Repeat, exactly and completely, the material that follows. Omit the pictures.

▸ Material to process:
◆ ◆ ◆ ◆ ◆

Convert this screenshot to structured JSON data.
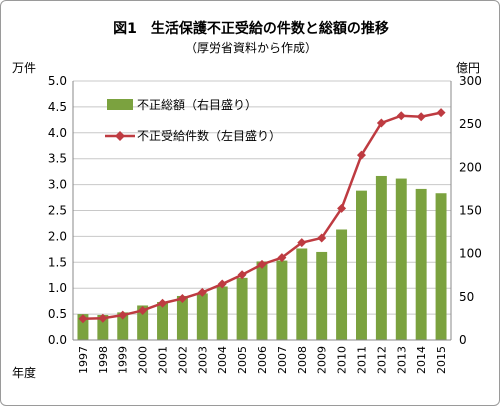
{
  "chart_data": {
    "type": "bar",
    "title": "図1　生活保護不正受給の件数と総額の推移",
    "subtitle": "（厚労省資料から作成）",
    "y_left_unit": "万件",
    "y_right_unit": "億円",
    "x_axis_label": "年度",
    "categories": [
      "1997",
      "1998",
      "1999",
      "2000",
      "2001",
      "2002",
      "2003",
      "2004",
      "2005",
      "2006",
      "2007",
      "2008",
      "2009",
      "2010",
      "2011",
      "2012",
      "2013",
      "2014",
      "2015"
    ],
    "y_left_ticks": [
      "0.0",
      "0.5",
      "1.0",
      "1.5",
      "2.0",
      "2.5",
      "3.0",
      "3.5",
      "4.0",
      "4.5",
      "5.0"
    ],
    "y_right_ticks": [
      "0",
      "50",
      "100",
      "150",
      "200",
      "250",
      "300"
    ],
    "y_left_range": [
      0,
      5
    ],
    "y_right_range": [
      0,
      300
    ],
    "grid": true,
    "legend_placement": "top-left",
    "series": [
      {
        "name": "不正総額（右目盛り）",
        "type": "bar",
        "axis": "right",
        "color": "#7ba23f",
        "values": [
          30,
          29,
          32,
          40,
          44,
          51,
          54,
          62,
          72,
          91,
          92,
          106,
          102,
          128,
          173,
          190,
          187,
          175,
          170
        ]
      },
      {
        "name": "不正受給件数（左目盛り）",
        "type": "line",
        "axis": "left",
        "color": "#be3b41",
        "marker": "diamond",
        "values": [
          0.41,
          0.42,
          0.48,
          0.57,
          0.71,
          0.8,
          0.92,
          1.08,
          1.26,
          1.46,
          1.59,
          1.88,
          1.97,
          2.54,
          3.57,
          4.19,
          4.33,
          4.31,
          4.39
        ]
      }
    ]
  }
}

◆ ◆ ◆ ◆ ◆

▸ Final answer:
Convert this screenshot to structured JSON data.
{
  "chart_data": {
    "type": "bar",
    "title": "図1　生活保護不正受給の件数と総額の推移",
    "subtitle": "（厚労省資料から作成）",
    "y_left_unit": "万件",
    "y_right_unit": "億円",
    "x_axis_label": "年度",
    "categories": [
      "1997",
      "1998",
      "1999",
      "2000",
      "2001",
      "2002",
      "2003",
      "2004",
      "2005",
      "2006",
      "2007",
      "2008",
      "2009",
      "2010",
      "2011",
      "2012",
      "2013",
      "2014",
      "2015"
    ],
    "y_left_ticks": [
      "0.0",
      "0.5",
      "1.0",
      "1.5",
      "2.0",
      "2.5",
      "3.0",
      "3.5",
      "4.0",
      "4.5",
      "5.0"
    ],
    "y_right_ticks": [
      "0",
      "50",
      "100",
      "150",
      "200",
      "250",
      "300"
    ],
    "y_left_range": [
      0,
      5
    ],
    "y_right_range": [
      0,
      300
    ],
    "grid": true,
    "legend_placement": "top-left",
    "series": [
      {
        "name": "不正総額（右目盛り）",
        "type": "bar",
        "axis": "right",
        "color": "#7ba23f",
        "values": [
          30,
          29,
          32,
          40,
          44,
          51,
          54,
          62,
          72,
          91,
          92,
          106,
          102,
          128,
          173,
          190,
          187,
          175,
          170
        ]
      },
      {
        "name": "不正受給件数（左目盛り）",
        "type": "line",
        "axis": "left",
        "color": "#be3b41",
        "marker": "diamond",
        "values": [
          0.41,
          0.42,
          0.48,
          0.57,
          0.71,
          0.8,
          0.92,
          1.08,
          1.26,
          1.46,
          1.59,
          1.88,
          1.97,
          2.54,
          3.57,
          4.19,
          4.33,
          4.31,
          4.39
        ]
      }
    ]
  }
}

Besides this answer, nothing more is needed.